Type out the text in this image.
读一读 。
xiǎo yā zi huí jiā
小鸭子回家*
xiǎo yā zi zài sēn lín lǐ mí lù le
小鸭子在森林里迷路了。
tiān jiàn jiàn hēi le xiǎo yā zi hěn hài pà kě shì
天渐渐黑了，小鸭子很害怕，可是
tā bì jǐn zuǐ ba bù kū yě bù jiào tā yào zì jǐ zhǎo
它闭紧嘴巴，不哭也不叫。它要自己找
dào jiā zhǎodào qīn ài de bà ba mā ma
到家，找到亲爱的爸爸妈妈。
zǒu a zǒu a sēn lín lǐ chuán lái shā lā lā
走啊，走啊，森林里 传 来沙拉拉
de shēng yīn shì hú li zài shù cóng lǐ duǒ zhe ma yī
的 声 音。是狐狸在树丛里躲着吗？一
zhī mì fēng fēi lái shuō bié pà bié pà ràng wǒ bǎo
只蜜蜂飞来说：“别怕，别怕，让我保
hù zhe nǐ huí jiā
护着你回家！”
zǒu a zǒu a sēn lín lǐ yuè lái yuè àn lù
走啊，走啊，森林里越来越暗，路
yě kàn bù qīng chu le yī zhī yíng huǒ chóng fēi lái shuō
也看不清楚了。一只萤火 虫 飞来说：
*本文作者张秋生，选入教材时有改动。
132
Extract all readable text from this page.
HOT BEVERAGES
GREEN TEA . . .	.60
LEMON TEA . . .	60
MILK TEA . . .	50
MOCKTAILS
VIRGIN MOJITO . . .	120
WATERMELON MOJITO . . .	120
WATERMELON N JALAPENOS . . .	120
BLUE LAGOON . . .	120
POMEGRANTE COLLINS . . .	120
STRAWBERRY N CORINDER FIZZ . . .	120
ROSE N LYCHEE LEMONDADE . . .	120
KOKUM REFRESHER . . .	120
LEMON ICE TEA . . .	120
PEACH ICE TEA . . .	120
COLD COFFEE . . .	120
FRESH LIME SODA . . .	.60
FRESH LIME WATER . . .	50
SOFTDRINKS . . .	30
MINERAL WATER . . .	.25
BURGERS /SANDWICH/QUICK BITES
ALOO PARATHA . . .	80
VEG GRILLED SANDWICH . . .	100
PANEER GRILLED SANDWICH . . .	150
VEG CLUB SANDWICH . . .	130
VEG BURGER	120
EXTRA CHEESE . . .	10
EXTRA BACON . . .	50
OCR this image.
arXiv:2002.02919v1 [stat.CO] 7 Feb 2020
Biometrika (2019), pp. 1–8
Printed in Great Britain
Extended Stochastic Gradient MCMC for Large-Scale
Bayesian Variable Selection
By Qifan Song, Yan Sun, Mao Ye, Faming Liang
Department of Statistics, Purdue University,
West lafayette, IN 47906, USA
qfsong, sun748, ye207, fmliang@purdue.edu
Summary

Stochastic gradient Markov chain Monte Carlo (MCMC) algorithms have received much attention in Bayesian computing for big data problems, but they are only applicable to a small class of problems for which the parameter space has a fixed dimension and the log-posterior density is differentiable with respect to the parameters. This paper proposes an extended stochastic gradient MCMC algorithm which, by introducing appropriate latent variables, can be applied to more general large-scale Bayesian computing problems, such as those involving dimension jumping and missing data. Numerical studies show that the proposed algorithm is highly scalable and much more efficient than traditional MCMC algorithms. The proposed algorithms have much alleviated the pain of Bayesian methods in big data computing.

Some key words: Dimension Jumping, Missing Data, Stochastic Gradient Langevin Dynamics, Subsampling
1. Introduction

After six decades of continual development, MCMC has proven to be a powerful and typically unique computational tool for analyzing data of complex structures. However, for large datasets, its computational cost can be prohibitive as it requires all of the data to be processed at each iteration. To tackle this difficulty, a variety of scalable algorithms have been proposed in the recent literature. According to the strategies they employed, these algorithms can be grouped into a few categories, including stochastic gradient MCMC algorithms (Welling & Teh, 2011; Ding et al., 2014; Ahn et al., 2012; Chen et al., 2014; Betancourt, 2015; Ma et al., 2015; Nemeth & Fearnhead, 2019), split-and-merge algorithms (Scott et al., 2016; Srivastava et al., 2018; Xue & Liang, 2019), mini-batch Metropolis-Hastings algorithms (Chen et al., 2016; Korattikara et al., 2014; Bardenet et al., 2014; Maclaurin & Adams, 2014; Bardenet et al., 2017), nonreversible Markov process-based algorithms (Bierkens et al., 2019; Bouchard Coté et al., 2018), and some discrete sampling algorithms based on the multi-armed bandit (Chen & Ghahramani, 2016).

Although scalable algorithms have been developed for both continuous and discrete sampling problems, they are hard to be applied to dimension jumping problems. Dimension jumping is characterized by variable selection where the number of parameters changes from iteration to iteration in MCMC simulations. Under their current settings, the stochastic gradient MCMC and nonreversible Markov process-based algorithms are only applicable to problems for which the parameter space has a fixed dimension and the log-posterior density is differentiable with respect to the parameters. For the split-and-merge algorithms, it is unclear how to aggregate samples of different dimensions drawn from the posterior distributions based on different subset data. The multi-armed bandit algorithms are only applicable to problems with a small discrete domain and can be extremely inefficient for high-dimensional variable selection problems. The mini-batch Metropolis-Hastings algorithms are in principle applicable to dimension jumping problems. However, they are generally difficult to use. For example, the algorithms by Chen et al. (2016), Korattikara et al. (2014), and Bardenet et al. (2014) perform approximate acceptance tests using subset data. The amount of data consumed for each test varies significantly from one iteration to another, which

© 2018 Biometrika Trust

* * *

Given task ::
Take the entries above and transcribe them exactly.

The output ::
Type out the text in this image.
读一读 。
xiǎo yā zi huí jiā
小鸭子回家*
xiǎo yā zi zài sēn lín lǐ mí lù le
小鸭子在森林里迷路了。
tiān jiàn jiàn hēi le xiǎo yā zi hěn hài pà kě shì
天渐渐黑了，小鸭子很害怕，可是
tā bì jǐn zuǐ ba bù kū yě bù jiào tā yào zì jǐ zhǎo
它闭紧嘴巴，不哭也不叫。它要自己找
dào jiā zhǎodào qīn ài de bà ba mā ma
到家，找到亲爱的爸爸妈妈。
zǒu a zǒu a sēn lín lǐ chuán lái shā lā lā
走啊，走啊，森林里 传 来沙拉拉
de shēng yīn shì hú li zài shù cóng lǐ duǒ zhe ma yī
的 声 音。是狐狸在树丛里躲着吗？一
zhī mì fēng fēi lái shuō bié pà bié pà ràng wǒ bǎo
只蜜蜂飞来说：“别怕，别怕，让我保
hù zhe nǐ huí jiā
护着你回家！”
zǒu a zǒu a sēn lín lǐ yuè lái yuè àn lù
走啊，走啊，森林里越来越暗，路
yě kàn bù qīng chu le yī zhī yíng huǒ chóng fēi lái shuō
也看不清楚了。一只萤火 虫 飞来说：
*本文作者张秋生，选入教材时有改动。
132
Extract all readable text from this page.
HOT BEVERAGES
GREEN TEA . . .	.60
LEMON TEA . . .	60
MILK TEA . . .	50
MOCKTAILS
VIRGIN MOJITO . . .	120
WATERMELON MOJITO . . .	120
WATERMELON N JALAPENOS . . .	120
BLUE LAGOON . . .	120
POMEGRANTE COLLINS . . .	120
STRAWBERRY N CORINDER FIZZ . . .	120
ROSE N LYCHEE LEMONDADE . . .	120
KOKUM REFRESHER . . .	120
LEMON ICE TEA . . .	120
PEACH ICE TEA . . .	120
COLD COFFEE . . .	120
FRESH LIME SODA . . .	.60
FRESH LIME WATER . . .	50
SOFTDRINKS . . .	30
MINERAL WATER . . .	.25
BURGERS /SANDWICH/QUICK BITES
ALOO PARATHA . . .	80
VEG GRILLED SANDWICH . . .	100
PANEER GRILLED SANDWICH . . .	150
VEG CLUB SANDWICH . . .	130
VEG BURGER	120
EXTRA CHEESE . . .	10
EXTRA BACON . . .	50
OCR this image.
arXiv:2002.02919v1 [stat.CO] 7 Feb 2020
Biometrika (2019), pp. 1–8
Printed in Great Britain
Extended Stochastic Gradient MCMC for Large-Scale
Bayesian Variable Selection
By Qifan Song, Yan Sun, Mao Ye, Faming Liang
Department of Statistics, Purdue University,
West lafayette, IN 47906, USA
qfsong, sun748, ye207, fmliang@purdue.edu
Summary

Stochastic gradient Markov chain Monte Carlo (MCMC) algorithms have received much attention in Bayesian computing for big data problems, but they are only applicable to a small class of problems for which the parameter space has a fixed dimension and the log-posterior density is differentiable with respect to the parameters. This paper proposes an extended stochastic gradient MCMC algorithm which, by introducing appropriate latent variables, can be applied to more general large-scale Bayesian computing problems, such as those involving dimension jumping and missing data. Numerical studies show that the proposed algorithm is highly scalable and much more efficient than traditional MCMC algorithms. The proposed algorithms have much alleviated the pain of Bayesian methods in big data computing.

Some key words: Dimension Jumping, Missing Data, Stochastic Gradient Langevin Dynamics, Subsampling
1. Introduction

After six decades of continual development, MCMC has proven to be a powerful and typically unique computational tool for analyzing data of complex structures. However, for large datasets, its computational cost can be prohibitive as it requires all of the data to be processed at each iteration. To tackle this difficulty, a variety of scalable algorithms have been proposed in the recent literature. According to the strategies they employed, these algorithms can be grouped into a few categories, including stochastic gradient MCMC algorithms (Welling & Teh, 2011; Ding et al., 2014; Ahn et al., 2012; Chen et al., 2014; Betancourt, 2015; Ma et al., 2015; Nemeth & Fearnhead, 2019), split-and-merge algorithms (Scott et al., 2016; Srivastava et al., 2018; Xue & Liang, 2019), mini-batch Metropolis-Hastings algorithms (Chen et al., 2016; Korattikara et al., 2014; Bardenet et al., 2014; Maclaurin & Adams, 2014; Bardenet et al., 2017), nonreversible Markov process-based algorithms (Bierkens et al., 2019; Bouchard Coté et al., 2018), and some discrete sampling algorithms based on the multi-armed bandit (Chen & Ghahramani, 2016).

Although scalable algorithms have been developed for both continuous and discrete sampling problems, they are hard to be applied to dimension jumping problems. Dimension jumping is characterized by variable selection where the number of parameters changes from iteration to iteration in MCMC simulations. Under their current settings, the stochastic gradient MCMC and nonreversible Markov process-based algorithms are only applicable to problems for which the parameter space has a fixed dimension and the log-posterior density is differentiable with respect to the parameters. For the split-and-merge algorithms, it is unclear how to aggregate samples of different dimensions drawn from the posterior distributions based on different subset data. The multi-armed bandit algorithms are only applicable to problems with a small discrete domain and can be extremely inefficient for high-dimensional variable selection problems. The mini-batch Metropolis-Hastings algorithms are in principle applicable to dimension jumping problems. However, they are generally difficult to use. For example, the algorithms by Chen et al. (2016), Korattikara et al. (2014), and Bardenet et al. (2014) perform approximate acceptance tests using subset data. The amount of data consumed for each test varies significantly from one iteration to another, which

© 2018 Biometrika Trust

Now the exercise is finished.